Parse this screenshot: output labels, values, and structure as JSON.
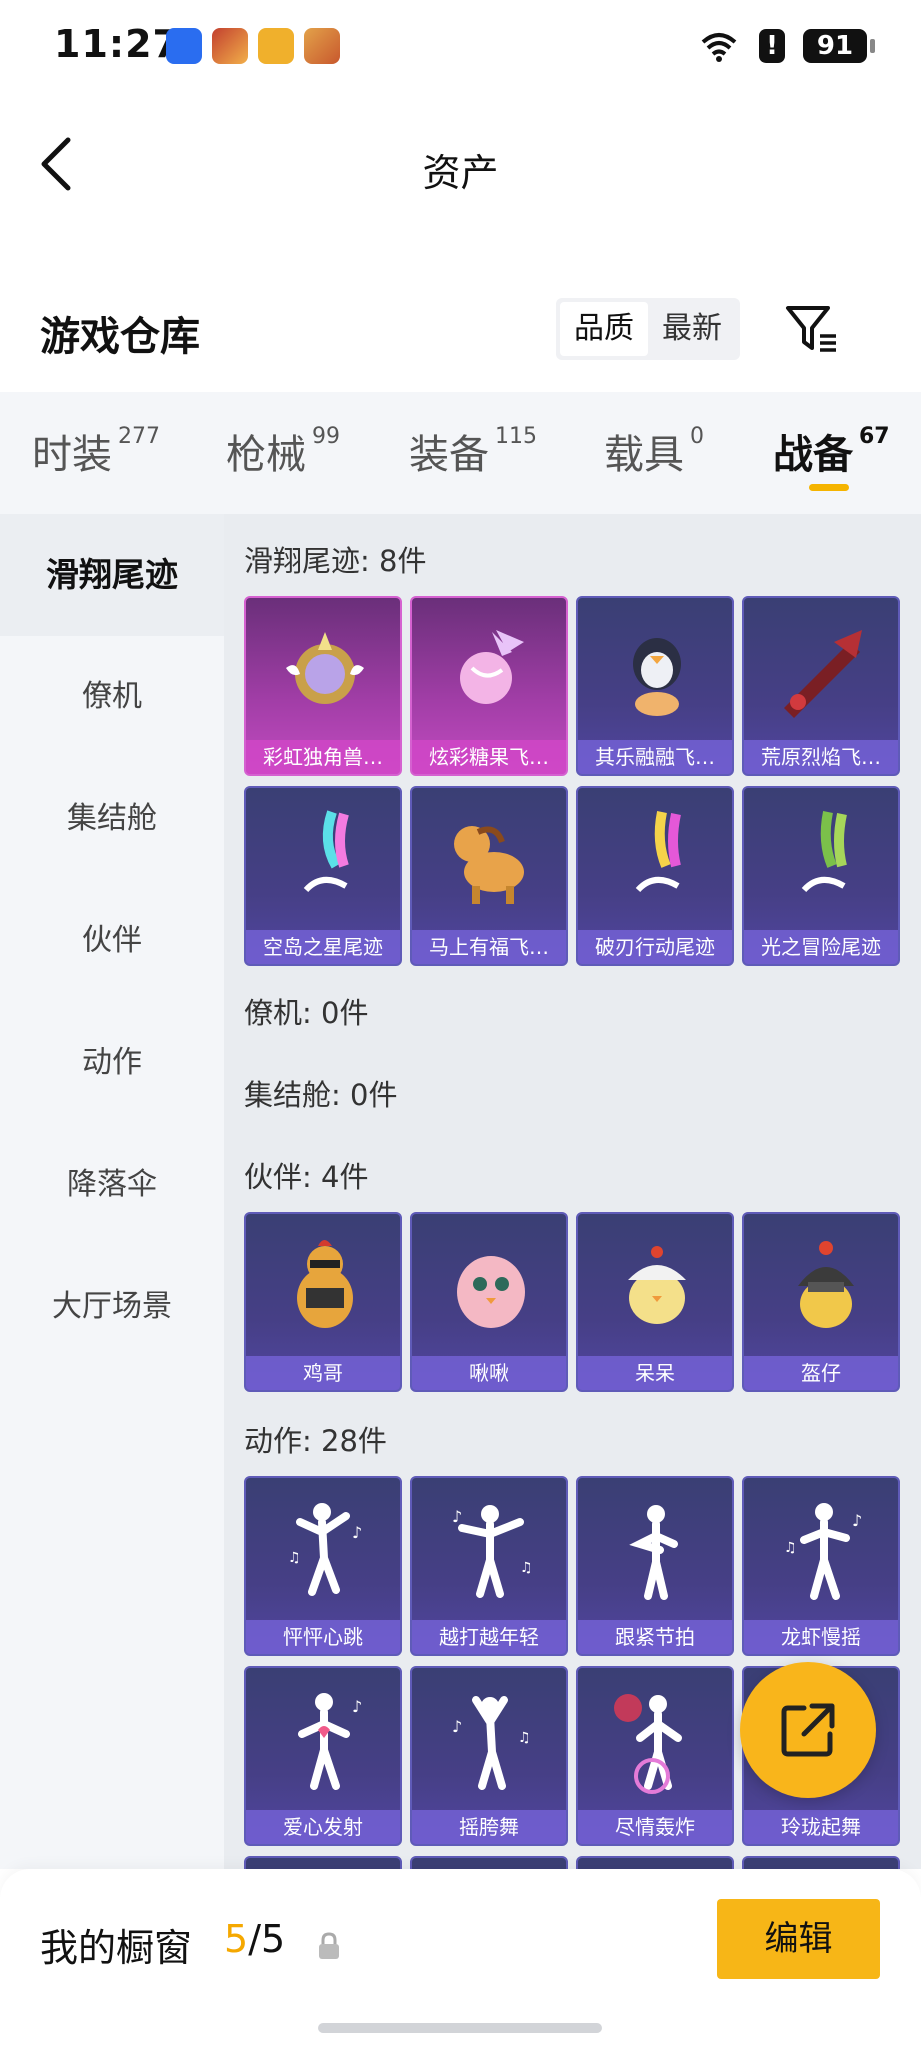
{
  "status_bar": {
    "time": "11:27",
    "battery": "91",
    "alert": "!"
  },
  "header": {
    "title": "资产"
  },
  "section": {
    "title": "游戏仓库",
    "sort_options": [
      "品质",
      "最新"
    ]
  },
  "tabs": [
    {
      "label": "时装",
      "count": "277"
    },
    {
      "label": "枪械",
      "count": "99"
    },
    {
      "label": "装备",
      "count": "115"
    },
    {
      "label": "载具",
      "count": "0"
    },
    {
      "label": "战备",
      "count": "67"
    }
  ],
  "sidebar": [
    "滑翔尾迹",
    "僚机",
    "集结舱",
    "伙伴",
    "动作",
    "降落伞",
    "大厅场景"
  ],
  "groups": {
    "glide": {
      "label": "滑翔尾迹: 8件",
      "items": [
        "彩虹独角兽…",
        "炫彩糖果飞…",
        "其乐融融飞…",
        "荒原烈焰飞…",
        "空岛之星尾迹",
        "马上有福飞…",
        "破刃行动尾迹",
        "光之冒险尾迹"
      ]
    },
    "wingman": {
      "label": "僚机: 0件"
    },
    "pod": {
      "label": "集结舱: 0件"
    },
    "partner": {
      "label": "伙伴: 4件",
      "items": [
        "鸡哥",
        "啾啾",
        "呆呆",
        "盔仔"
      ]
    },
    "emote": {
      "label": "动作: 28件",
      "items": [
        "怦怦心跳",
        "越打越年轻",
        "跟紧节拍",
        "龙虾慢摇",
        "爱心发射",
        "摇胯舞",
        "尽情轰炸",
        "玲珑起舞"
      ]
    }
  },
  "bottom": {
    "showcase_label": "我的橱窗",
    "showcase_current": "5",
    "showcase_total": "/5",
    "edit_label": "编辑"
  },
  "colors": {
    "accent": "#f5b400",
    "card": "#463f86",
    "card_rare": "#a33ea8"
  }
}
++++
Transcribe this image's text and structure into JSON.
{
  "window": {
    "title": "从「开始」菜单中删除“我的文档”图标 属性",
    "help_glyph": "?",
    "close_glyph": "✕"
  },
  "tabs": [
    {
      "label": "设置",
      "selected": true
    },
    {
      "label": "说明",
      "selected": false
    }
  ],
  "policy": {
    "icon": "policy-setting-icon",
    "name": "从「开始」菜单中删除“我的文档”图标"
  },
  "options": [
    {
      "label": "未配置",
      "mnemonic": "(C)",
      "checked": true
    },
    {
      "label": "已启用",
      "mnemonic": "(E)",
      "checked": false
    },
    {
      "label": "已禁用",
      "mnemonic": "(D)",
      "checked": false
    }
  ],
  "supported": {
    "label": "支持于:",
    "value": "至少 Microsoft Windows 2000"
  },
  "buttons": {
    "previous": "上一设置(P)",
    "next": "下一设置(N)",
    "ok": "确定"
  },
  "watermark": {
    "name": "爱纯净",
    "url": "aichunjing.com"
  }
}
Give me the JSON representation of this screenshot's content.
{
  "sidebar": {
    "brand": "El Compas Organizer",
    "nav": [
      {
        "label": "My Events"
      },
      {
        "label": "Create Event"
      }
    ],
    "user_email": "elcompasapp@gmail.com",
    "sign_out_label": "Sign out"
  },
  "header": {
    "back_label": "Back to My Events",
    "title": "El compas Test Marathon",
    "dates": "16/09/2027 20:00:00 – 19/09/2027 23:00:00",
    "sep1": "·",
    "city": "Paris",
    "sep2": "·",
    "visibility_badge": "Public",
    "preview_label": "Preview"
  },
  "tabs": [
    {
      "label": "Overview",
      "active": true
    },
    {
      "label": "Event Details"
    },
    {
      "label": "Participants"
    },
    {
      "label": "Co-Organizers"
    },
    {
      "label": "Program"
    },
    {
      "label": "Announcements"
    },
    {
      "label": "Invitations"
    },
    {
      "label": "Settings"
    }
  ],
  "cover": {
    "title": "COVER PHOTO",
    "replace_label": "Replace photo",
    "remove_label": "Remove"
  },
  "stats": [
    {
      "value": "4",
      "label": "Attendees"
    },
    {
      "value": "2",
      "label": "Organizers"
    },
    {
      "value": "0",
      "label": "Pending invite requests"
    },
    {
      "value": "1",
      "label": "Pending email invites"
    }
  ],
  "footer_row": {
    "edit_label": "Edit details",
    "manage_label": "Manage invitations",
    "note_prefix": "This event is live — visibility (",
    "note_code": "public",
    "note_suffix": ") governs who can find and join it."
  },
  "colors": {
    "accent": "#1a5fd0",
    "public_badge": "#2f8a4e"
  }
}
++++
▶ **Exercise objective**
State how many lines of the records above contain the word "true", and give only that number.

▶ **Solution to this task**
3